:: SOURCE DATA ::
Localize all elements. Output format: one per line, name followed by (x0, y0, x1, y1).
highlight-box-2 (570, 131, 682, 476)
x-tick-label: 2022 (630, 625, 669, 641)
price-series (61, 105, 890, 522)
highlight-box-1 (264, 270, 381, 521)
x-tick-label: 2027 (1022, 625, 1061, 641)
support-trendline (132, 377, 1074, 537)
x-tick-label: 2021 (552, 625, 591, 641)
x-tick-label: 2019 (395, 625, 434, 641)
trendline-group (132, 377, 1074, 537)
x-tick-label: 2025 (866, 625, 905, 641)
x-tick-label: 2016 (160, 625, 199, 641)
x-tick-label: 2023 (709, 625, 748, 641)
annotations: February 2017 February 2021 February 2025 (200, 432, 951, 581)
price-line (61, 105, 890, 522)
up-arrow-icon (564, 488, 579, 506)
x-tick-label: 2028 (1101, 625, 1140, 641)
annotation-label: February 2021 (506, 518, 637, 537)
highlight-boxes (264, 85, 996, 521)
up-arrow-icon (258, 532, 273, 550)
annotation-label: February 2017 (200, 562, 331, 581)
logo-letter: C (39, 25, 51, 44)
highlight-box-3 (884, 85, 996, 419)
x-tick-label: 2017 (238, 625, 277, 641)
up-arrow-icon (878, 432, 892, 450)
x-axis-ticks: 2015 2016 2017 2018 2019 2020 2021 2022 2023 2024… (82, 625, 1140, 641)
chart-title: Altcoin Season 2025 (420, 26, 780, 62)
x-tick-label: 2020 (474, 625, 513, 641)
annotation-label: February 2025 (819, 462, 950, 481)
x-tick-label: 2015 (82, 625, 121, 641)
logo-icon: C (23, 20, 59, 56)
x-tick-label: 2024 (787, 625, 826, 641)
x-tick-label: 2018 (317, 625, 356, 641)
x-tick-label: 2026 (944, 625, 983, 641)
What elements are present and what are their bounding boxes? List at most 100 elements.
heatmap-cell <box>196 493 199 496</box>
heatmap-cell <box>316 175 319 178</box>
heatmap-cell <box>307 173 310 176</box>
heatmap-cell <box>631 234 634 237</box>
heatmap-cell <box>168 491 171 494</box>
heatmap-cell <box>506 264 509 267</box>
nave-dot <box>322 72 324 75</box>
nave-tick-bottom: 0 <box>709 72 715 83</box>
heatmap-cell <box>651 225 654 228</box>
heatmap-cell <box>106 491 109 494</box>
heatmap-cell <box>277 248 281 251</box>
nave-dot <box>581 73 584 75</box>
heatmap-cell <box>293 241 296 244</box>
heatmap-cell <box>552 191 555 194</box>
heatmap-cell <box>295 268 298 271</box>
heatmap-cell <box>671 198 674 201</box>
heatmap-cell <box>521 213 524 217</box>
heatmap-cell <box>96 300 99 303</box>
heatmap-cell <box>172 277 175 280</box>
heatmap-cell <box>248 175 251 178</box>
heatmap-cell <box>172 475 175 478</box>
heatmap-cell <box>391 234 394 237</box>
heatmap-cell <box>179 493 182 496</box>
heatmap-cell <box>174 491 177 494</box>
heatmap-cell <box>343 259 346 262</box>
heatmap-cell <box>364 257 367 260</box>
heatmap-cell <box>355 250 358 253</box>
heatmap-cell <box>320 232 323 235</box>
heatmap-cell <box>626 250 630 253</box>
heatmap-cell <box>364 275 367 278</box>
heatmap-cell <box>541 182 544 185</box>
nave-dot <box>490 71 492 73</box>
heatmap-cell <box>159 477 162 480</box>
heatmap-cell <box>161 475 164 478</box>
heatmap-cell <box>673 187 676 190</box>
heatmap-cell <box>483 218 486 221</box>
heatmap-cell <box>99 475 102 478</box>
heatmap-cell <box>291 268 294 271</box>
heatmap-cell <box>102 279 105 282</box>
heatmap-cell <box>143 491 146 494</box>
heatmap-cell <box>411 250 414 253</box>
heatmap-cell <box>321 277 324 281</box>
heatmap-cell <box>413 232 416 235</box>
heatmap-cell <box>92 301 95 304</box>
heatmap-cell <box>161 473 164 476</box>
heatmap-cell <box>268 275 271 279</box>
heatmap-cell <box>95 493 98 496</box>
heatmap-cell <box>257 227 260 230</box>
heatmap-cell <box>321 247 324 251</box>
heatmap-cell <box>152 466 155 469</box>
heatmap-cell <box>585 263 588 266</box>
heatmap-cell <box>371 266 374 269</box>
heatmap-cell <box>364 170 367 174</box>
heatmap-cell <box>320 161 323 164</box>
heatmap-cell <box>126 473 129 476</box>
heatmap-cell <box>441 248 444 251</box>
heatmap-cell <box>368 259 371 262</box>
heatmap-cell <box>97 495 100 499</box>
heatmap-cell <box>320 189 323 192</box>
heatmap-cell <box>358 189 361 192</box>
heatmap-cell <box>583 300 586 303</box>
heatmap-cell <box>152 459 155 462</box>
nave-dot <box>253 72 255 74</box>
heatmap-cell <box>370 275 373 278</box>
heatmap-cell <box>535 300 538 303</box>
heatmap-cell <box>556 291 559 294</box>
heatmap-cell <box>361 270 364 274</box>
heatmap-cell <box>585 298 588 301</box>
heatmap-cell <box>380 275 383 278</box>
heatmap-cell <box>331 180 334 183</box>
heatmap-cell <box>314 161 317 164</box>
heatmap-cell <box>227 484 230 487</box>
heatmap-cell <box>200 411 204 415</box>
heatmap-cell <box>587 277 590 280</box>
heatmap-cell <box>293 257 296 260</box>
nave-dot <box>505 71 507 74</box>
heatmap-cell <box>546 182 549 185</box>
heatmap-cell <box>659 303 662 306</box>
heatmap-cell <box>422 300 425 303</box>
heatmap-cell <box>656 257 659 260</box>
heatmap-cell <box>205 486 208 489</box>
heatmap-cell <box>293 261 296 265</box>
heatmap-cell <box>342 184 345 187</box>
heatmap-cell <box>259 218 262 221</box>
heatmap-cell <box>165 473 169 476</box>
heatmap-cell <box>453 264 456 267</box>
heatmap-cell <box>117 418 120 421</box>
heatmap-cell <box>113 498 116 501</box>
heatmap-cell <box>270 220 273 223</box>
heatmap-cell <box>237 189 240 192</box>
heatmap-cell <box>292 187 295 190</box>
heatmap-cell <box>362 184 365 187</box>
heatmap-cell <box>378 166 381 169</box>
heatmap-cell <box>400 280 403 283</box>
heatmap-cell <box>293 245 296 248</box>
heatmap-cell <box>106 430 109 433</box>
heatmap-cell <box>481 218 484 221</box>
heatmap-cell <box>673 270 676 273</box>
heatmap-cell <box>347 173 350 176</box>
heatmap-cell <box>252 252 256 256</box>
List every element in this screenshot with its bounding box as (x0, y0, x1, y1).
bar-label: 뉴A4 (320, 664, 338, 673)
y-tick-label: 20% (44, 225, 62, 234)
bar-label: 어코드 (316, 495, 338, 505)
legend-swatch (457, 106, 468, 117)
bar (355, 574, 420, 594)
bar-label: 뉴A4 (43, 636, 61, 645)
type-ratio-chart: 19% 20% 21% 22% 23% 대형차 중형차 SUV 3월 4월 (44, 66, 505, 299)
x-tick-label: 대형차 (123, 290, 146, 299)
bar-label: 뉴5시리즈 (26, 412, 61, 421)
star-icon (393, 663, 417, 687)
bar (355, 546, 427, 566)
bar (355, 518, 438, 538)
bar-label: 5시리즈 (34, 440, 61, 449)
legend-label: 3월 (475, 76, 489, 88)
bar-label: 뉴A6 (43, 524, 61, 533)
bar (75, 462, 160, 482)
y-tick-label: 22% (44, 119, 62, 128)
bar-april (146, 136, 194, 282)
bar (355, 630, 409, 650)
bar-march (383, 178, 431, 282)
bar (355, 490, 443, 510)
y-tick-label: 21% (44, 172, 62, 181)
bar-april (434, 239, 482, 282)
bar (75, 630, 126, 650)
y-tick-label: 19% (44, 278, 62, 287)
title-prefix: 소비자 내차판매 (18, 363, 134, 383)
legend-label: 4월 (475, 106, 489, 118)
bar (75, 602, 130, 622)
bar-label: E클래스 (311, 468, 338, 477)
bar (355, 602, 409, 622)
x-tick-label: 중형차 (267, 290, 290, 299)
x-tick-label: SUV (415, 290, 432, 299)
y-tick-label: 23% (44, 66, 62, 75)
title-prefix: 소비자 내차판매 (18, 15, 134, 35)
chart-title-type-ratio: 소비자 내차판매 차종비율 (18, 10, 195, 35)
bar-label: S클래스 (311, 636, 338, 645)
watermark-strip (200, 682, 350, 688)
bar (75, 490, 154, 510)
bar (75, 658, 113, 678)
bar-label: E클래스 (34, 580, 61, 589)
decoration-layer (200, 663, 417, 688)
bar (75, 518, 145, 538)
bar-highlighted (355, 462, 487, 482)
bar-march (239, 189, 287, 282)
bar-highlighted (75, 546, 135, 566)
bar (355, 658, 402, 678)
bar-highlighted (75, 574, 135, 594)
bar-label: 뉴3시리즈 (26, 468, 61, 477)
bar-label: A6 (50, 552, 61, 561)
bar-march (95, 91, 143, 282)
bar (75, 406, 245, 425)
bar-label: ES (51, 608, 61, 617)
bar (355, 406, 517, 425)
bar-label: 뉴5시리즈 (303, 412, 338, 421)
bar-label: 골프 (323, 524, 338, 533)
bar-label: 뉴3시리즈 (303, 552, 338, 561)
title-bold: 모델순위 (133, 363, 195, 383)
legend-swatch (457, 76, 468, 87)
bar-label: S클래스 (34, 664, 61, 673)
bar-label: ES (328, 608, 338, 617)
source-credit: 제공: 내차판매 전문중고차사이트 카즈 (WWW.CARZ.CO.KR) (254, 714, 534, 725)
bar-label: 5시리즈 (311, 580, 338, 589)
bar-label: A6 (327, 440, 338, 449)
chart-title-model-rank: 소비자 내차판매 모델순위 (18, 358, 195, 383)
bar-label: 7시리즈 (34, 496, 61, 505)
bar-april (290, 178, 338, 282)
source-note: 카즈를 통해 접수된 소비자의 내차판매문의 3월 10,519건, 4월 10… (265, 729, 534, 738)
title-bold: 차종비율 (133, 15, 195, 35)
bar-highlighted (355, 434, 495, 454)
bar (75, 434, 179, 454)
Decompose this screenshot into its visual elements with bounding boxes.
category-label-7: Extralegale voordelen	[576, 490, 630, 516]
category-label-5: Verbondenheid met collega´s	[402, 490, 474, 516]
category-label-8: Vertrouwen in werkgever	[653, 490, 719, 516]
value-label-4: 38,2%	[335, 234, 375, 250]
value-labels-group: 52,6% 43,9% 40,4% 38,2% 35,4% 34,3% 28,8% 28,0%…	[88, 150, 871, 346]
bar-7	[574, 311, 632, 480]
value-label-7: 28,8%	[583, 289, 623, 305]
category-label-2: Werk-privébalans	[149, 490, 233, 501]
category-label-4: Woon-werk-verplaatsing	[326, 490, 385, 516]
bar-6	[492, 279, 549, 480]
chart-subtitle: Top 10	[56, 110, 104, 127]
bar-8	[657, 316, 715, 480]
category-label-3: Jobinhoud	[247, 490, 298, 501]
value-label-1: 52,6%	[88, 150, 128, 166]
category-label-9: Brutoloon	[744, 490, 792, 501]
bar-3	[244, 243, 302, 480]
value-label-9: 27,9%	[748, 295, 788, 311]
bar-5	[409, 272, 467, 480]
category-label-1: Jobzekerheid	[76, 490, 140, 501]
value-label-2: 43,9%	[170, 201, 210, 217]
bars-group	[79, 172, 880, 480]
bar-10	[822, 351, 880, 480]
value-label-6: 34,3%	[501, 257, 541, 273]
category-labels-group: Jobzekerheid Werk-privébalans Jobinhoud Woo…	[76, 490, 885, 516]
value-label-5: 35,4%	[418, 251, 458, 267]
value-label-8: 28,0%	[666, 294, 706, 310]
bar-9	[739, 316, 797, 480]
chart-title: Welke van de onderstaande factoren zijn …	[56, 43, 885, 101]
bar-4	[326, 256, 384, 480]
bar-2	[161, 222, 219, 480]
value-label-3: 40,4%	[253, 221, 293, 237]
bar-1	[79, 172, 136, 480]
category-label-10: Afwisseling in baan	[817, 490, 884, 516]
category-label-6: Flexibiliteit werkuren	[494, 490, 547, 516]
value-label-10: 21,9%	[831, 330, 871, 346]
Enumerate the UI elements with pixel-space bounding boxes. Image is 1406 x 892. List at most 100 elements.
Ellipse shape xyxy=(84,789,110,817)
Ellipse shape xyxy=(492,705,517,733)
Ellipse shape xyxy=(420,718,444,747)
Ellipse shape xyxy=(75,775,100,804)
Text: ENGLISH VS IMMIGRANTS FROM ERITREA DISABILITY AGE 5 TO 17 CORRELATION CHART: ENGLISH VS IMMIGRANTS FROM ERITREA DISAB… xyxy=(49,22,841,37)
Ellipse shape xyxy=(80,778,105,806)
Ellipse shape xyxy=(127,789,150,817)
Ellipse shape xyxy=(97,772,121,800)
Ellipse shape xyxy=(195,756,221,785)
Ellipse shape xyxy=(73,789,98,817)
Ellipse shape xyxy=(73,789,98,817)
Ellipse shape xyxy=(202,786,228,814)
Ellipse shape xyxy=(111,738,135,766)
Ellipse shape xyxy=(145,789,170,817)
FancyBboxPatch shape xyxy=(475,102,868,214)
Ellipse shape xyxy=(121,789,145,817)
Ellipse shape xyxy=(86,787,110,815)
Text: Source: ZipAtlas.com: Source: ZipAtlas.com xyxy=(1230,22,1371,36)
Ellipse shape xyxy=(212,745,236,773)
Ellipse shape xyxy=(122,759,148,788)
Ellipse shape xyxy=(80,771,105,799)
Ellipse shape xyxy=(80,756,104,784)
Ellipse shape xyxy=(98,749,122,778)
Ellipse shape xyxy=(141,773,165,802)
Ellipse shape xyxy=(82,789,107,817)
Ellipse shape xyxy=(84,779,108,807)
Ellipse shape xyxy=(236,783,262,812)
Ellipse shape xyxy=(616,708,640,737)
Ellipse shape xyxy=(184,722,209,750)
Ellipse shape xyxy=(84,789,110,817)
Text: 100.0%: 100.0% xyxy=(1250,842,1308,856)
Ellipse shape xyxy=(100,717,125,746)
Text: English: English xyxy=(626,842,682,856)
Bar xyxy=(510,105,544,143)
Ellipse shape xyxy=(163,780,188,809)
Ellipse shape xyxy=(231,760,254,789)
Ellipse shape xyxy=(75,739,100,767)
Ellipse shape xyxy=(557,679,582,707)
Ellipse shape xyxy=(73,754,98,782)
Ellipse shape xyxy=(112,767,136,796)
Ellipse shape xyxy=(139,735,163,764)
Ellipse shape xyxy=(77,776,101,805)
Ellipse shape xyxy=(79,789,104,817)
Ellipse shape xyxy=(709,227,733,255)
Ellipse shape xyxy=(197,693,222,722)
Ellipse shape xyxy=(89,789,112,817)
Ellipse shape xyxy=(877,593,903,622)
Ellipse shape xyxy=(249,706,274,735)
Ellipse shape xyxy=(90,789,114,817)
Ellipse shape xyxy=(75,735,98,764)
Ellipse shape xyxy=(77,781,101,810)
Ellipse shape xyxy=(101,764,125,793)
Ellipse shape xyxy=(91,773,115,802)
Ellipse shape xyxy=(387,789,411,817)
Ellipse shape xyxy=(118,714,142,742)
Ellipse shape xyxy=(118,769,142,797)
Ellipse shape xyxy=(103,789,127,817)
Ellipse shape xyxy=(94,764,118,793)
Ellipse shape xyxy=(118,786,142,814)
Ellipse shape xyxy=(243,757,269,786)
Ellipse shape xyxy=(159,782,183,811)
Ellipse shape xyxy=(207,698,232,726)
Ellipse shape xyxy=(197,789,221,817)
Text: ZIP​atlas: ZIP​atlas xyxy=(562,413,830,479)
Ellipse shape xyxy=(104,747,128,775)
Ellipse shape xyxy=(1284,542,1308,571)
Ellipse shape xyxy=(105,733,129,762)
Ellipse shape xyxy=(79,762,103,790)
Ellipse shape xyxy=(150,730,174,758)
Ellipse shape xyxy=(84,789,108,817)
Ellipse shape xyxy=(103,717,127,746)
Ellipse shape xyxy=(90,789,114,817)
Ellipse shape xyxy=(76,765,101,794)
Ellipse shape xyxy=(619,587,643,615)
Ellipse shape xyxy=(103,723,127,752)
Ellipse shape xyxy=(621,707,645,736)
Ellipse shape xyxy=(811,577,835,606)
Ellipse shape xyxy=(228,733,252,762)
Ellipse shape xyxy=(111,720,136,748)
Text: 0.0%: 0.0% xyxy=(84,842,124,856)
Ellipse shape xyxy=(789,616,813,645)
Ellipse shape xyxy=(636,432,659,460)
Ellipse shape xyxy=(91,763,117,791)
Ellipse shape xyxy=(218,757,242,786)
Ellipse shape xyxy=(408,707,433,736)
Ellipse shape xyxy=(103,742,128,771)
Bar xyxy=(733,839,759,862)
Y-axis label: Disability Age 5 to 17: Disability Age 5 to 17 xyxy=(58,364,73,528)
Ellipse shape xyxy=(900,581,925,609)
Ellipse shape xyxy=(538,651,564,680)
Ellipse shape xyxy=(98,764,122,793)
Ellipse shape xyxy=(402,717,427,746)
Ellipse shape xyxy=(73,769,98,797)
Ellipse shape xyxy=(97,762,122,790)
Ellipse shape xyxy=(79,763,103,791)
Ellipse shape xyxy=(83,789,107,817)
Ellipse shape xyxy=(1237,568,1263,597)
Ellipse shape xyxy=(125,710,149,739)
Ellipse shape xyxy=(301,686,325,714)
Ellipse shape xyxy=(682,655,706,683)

:: THE EXERCISE ::
Format the stretch of the listing from its first line through the line containing "highlight-boxes (264, 85, 996, 521)" as a JSON list of strings, with one string for each line and blank lines omitted.

:: RESULT ::
[
  "Localize all elements. Output format: one per line, name followed by (x0, y0, x1, y1).",
  "highlight-box-2 (570, 131, 682, 476)",
  "x-tick-label: 2022 (630, 625, 669, 641)",
  "price-series (61, 105, 890, 522)",
  "highlight-box-1 (264, 270, 381, 521)",
  "x-tick-label: 2027 (1022, 625, 1061, 641)",
  "support-trendline (132, 377, 1074, 537)",
  "x-tick-label: 2021 (552, 625, 591, 641)",
  "x-tick-label: 2019 (395, 625, 434, 641)",
  "trendline-group (132, 377, 1074, 537)",
  "x-tick-label: 2025 (866, 625, 905, 641)",
  "x-tick-label: 2016 (160, 625, 199, 641)",
  "x-tick-label: 2023 (709, 625, 748, 641)",
  "annotations: February 2017 February 2021 February 2025 (200, 432, 951, 581)",
  "price-line (61, 105, 890, 522)",
  "up-arrow-icon (564, 488, 579, 506)",
  "x-tick-label: 2028 (1101, 625, 1140, 641)",
  "annotation-label: February 2021 (506, 518, 637, 537)",
  "highlight-boxes (264, 85, 996, 521)"
]